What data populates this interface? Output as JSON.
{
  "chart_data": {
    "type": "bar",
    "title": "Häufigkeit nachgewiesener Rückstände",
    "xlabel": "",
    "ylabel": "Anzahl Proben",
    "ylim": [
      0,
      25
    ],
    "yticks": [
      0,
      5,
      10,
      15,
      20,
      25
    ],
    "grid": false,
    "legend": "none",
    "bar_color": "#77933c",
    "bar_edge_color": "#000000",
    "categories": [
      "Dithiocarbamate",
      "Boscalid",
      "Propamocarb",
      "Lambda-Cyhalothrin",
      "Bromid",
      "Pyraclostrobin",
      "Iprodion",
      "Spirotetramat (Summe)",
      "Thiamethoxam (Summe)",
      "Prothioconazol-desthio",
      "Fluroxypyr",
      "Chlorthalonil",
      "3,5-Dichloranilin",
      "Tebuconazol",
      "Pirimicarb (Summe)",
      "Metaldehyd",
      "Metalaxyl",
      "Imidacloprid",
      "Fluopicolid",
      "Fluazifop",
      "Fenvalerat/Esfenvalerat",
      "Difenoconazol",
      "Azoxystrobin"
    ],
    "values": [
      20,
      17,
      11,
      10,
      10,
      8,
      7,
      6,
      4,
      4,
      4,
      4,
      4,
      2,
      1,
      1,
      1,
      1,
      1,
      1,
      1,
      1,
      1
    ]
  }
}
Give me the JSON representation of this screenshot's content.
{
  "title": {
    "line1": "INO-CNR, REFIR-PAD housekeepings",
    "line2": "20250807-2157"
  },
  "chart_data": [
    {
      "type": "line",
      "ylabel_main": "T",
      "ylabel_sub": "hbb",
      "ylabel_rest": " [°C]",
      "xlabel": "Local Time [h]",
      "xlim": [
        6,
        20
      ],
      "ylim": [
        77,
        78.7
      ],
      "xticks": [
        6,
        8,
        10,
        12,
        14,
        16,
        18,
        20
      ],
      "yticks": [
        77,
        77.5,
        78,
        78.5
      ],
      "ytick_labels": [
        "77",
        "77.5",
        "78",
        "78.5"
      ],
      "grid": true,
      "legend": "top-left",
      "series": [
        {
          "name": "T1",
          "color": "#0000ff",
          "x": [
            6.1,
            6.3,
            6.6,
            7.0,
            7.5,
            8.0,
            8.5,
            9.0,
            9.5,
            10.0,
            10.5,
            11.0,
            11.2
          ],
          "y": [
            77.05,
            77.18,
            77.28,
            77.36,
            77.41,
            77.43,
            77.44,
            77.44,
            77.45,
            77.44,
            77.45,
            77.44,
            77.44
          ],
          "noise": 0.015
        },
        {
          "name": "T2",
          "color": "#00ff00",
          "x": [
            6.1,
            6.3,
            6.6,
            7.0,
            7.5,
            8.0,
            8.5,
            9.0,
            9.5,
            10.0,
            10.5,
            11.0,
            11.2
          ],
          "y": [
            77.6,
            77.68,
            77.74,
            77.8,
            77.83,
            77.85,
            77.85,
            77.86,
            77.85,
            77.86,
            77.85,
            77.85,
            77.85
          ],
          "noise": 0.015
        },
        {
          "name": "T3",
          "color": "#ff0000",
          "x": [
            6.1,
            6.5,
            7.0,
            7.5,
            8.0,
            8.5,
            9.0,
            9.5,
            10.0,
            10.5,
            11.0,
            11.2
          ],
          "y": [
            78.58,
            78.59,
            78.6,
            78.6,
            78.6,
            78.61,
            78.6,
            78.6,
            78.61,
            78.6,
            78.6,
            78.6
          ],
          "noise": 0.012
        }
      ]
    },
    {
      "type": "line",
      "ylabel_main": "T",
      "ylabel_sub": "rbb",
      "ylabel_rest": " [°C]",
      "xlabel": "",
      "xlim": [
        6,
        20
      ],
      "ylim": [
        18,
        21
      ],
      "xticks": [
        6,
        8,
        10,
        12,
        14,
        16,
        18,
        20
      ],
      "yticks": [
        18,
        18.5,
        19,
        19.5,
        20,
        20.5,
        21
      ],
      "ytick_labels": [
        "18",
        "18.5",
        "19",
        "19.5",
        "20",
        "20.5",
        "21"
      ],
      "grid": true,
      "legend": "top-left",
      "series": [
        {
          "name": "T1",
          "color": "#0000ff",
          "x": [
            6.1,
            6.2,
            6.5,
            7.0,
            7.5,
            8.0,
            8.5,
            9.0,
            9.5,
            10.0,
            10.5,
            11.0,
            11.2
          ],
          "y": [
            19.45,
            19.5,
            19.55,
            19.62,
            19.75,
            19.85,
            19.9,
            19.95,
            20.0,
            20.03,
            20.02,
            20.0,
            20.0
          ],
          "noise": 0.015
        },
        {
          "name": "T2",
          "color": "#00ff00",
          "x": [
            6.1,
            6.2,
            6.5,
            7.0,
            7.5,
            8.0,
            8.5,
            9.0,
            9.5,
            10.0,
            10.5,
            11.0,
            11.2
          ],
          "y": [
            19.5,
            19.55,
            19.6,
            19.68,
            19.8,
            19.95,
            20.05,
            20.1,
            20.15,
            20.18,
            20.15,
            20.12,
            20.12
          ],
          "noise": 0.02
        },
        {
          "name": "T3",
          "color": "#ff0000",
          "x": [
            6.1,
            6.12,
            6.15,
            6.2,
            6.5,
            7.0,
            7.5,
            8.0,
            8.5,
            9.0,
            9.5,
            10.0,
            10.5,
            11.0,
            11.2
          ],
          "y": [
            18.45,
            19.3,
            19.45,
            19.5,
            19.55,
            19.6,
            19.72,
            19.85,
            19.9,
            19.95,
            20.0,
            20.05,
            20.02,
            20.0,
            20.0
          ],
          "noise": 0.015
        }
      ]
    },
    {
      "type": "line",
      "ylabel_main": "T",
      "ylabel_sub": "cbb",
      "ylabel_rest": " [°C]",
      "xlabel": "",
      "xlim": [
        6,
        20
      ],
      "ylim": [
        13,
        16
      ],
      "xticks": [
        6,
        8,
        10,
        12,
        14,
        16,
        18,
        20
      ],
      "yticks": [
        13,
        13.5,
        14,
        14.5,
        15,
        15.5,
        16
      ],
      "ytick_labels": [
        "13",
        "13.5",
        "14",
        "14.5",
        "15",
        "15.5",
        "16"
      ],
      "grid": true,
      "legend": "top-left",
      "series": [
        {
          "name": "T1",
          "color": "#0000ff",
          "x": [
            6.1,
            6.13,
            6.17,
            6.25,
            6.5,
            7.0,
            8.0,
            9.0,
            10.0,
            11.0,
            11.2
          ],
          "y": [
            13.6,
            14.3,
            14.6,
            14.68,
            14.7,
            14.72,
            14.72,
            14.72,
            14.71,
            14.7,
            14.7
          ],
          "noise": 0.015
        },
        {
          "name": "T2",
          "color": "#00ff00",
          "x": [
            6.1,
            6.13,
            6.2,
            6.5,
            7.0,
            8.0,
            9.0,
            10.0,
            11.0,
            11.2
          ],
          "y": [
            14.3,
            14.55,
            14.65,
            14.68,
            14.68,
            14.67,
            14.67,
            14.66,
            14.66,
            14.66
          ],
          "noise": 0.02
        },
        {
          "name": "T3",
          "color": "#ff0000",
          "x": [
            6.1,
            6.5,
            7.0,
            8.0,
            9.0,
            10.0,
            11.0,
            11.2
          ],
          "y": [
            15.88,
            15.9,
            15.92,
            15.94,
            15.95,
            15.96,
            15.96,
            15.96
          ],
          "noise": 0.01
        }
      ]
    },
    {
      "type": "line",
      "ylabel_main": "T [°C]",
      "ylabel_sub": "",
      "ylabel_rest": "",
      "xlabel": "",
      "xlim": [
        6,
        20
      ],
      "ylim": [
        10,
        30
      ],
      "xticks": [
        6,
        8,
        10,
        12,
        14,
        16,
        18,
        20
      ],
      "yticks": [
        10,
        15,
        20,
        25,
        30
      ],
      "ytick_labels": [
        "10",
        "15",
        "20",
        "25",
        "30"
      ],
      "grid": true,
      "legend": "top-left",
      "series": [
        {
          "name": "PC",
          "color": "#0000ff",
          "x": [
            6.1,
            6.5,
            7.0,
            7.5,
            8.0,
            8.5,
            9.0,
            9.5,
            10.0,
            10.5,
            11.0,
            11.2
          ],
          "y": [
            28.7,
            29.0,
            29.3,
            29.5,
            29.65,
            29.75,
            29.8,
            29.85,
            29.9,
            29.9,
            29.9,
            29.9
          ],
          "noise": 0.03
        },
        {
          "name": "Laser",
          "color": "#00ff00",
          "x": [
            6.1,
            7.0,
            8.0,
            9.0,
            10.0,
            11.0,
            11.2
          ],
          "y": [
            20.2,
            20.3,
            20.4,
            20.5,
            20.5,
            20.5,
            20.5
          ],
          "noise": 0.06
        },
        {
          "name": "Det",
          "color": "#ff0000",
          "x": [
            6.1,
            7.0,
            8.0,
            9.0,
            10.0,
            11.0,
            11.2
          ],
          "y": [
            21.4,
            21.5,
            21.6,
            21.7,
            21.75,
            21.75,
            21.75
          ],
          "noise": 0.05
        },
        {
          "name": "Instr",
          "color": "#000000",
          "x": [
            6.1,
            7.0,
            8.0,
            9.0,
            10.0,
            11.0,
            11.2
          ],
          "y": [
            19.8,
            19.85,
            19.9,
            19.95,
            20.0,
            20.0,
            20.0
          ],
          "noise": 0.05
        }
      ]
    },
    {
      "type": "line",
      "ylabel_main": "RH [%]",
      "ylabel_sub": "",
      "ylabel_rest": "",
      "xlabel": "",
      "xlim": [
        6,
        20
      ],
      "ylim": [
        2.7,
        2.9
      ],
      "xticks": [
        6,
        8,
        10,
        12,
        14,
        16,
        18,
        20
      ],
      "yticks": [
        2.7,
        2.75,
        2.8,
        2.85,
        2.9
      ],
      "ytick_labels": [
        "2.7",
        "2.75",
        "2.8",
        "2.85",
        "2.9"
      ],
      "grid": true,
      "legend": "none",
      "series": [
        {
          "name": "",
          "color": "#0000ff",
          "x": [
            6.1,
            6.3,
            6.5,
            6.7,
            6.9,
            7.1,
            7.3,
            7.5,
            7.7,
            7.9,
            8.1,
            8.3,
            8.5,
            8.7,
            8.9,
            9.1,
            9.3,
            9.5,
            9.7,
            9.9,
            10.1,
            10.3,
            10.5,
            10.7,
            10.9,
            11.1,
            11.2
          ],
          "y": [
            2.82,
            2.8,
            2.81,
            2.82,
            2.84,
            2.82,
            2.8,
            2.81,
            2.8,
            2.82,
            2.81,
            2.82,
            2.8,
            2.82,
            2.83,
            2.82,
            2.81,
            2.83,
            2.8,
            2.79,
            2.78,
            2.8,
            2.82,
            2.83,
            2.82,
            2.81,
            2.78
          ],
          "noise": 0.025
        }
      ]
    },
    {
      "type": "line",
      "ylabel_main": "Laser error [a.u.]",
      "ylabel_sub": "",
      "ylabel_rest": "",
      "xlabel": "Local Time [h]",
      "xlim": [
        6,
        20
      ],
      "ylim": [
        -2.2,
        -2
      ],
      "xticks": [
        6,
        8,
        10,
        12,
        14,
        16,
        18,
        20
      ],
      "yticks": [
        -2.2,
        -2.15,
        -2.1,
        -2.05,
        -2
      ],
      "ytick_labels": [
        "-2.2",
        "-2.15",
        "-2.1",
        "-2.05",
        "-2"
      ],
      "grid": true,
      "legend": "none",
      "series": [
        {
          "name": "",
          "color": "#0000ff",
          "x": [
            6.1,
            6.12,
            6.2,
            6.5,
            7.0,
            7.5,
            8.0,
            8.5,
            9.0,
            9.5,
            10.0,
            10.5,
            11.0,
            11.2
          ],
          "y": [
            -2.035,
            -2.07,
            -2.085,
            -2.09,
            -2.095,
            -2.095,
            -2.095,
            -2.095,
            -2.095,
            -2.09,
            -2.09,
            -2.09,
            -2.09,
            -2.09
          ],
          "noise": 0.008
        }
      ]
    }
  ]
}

*****

TO BE DONE: Extract every line of the records above that contains the word "title".

WRITTEN ANSWER:
    "title": "Häufigkeit nachgewiesener Rückstände",
  "title": {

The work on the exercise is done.